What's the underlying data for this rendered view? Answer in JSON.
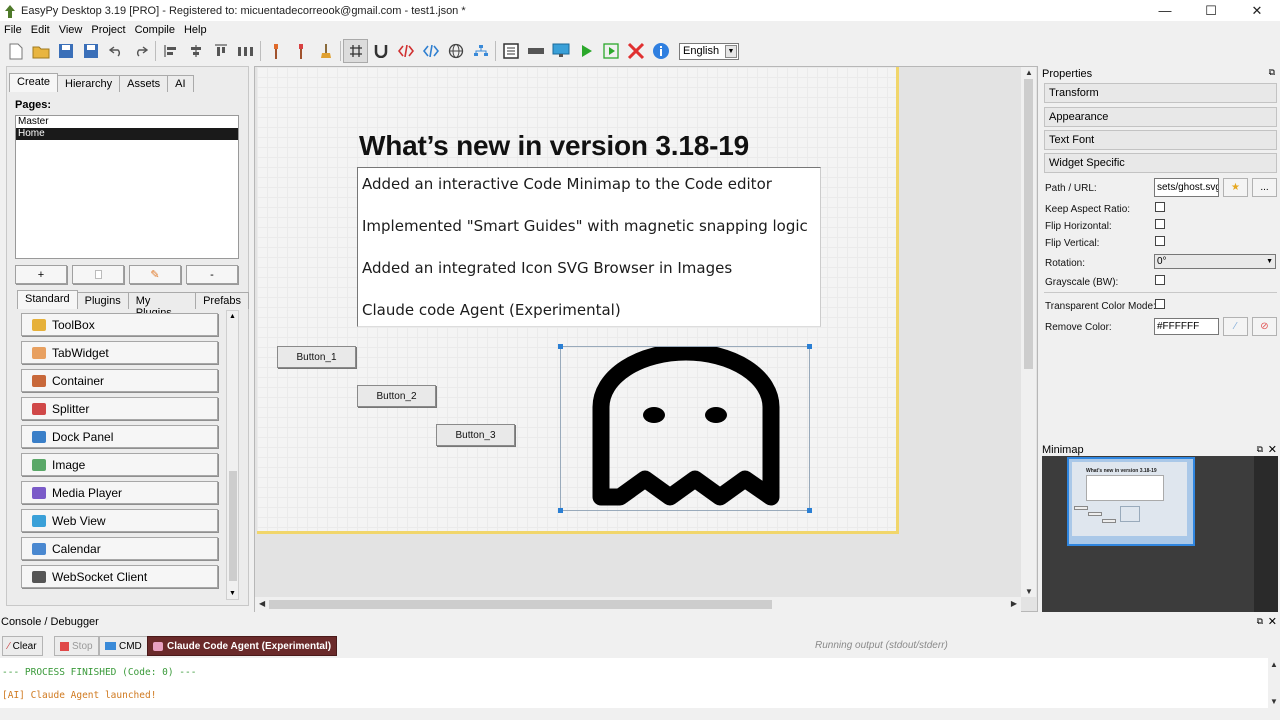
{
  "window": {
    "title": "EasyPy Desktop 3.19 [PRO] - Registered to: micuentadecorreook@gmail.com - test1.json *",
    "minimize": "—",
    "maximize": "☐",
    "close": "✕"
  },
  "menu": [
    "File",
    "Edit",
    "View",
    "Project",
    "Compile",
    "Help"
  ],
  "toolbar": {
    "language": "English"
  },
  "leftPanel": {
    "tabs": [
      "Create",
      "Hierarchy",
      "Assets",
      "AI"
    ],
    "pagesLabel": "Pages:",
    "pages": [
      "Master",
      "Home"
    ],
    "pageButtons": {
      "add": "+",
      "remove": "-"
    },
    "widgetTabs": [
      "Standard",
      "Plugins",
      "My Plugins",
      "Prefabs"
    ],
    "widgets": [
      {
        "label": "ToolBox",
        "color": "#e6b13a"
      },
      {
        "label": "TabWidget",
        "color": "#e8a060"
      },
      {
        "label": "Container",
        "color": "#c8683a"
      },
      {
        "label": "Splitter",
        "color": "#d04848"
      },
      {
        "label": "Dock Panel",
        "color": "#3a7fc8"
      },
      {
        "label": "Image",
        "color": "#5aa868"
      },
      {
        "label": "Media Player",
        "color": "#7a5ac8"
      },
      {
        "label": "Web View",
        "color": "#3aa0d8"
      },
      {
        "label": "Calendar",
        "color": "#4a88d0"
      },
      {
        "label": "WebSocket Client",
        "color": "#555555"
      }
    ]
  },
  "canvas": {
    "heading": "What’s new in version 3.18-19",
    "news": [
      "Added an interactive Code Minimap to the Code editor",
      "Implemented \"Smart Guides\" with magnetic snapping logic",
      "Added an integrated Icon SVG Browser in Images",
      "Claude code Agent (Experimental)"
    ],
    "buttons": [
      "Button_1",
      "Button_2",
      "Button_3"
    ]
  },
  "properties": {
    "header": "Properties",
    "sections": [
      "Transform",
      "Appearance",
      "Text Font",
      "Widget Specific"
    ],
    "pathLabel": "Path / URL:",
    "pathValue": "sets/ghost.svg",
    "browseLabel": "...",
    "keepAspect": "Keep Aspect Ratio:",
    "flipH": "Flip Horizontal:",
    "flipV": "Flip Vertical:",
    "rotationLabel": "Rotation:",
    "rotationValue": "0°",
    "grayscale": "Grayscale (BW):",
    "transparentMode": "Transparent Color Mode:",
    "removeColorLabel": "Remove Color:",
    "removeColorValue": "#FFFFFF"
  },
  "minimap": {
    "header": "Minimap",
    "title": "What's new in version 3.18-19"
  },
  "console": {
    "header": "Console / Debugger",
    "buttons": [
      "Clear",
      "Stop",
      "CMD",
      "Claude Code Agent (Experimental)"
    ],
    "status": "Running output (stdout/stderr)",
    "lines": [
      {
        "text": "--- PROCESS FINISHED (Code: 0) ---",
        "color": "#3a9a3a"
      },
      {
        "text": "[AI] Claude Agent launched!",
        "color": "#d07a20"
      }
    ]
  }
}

• DO THIS
Repeat each entry exactly as it appears; skip any picture.

• TASK RESULT
What's the underlying data for this rendered view? Answer in JSON.
{
  "window": {
    "title": "EasyPy Desktop 3.19 [PRO] - Registered to: micuentadecorreook@gmail.com - test1.json *",
    "minimize": "—",
    "maximize": "☐",
    "close": "✕"
  },
  "menu": [
    "File",
    "Edit",
    "View",
    "Project",
    "Compile",
    "Help"
  ],
  "toolbar": {
    "language": "English"
  },
  "leftPanel": {
    "tabs": [
      "Create",
      "Hierarchy",
      "Assets",
      "AI"
    ],
    "pagesLabel": "Pages:",
    "pages": [
      "Master",
      "Home"
    ],
    "pageButtons": {
      "add": "+",
      "remove": "-"
    },
    "widgetTabs": [
      "Standard",
      "Plugins",
      "My Plugins",
      "Prefabs"
    ],
    "widgets": [
      {
        "label": "ToolBox",
        "color": "#e6b13a"
      },
      {
        "label": "TabWidget",
        "color": "#e8a060"
      },
      {
        "label": "Container",
        "color": "#c8683a"
      },
      {
        "label": "Splitter",
        "color": "#d04848"
      },
      {
        "label": "Dock Panel",
        "color": "#3a7fc8"
      },
      {
        "label": "Image",
        "color": "#5aa868"
      },
      {
        "label": "Media Player",
        "color": "#7a5ac8"
      },
      {
        "label": "Web View",
        "color": "#3aa0d8"
      },
      {
        "label": "Calendar",
        "color": "#4a88d0"
      },
      {
        "label": "WebSocket Client",
        "color": "#555555"
      }
    ]
  },
  "canvas": {
    "heading": "What’s new in version 3.18-19",
    "news": [
      "Added an interactive Code Minimap to the Code editor",
      "Implemented \"Smart Guides\" with magnetic snapping logic",
      "Added an integrated Icon SVG Browser in Images",
      "Claude code Agent (Experimental)"
    ],
    "buttons": [
      "Button_1",
      "Button_2",
      "Button_3"
    ]
  },
  "properties": {
    "header": "Properties",
    "sections": [
      "Transform",
      "Appearance",
      "Text Font",
      "Widget Specific"
    ],
    "pathLabel": "Path / URL:",
    "pathValue": "sets/ghost.svg",
    "browseLabel": "...",
    "keepAspect": "Keep Aspect Ratio:",
    "flipH": "Flip Horizontal:",
    "flipV": "Flip Vertical:",
    "rotationLabel": "Rotation:",
    "rotationValue": "0°",
    "grayscale": "Grayscale (BW):",
    "transparentMode": "Transparent Color Mode:",
    "removeColorLabel": "Remove Color:",
    "removeColorValue": "#FFFFFF"
  },
  "minimap": {
    "header": "Minimap",
    "title": "What's new in version 3.18-19"
  },
  "console": {
    "header": "Console / Debugger",
    "buttons": [
      "Clear",
      "Stop",
      "CMD",
      "Claude Code Agent (Experimental)"
    ],
    "status": "Running output (stdout/stderr)",
    "lines": [
      {
        "text": "--- PROCESS FINISHED (Code: 0) ---",
        "color": "#3a9a3a"
      },
      {
        "text": "[AI] Claude Agent launched!",
        "color": "#d07a20"
      }
    ]
  }
}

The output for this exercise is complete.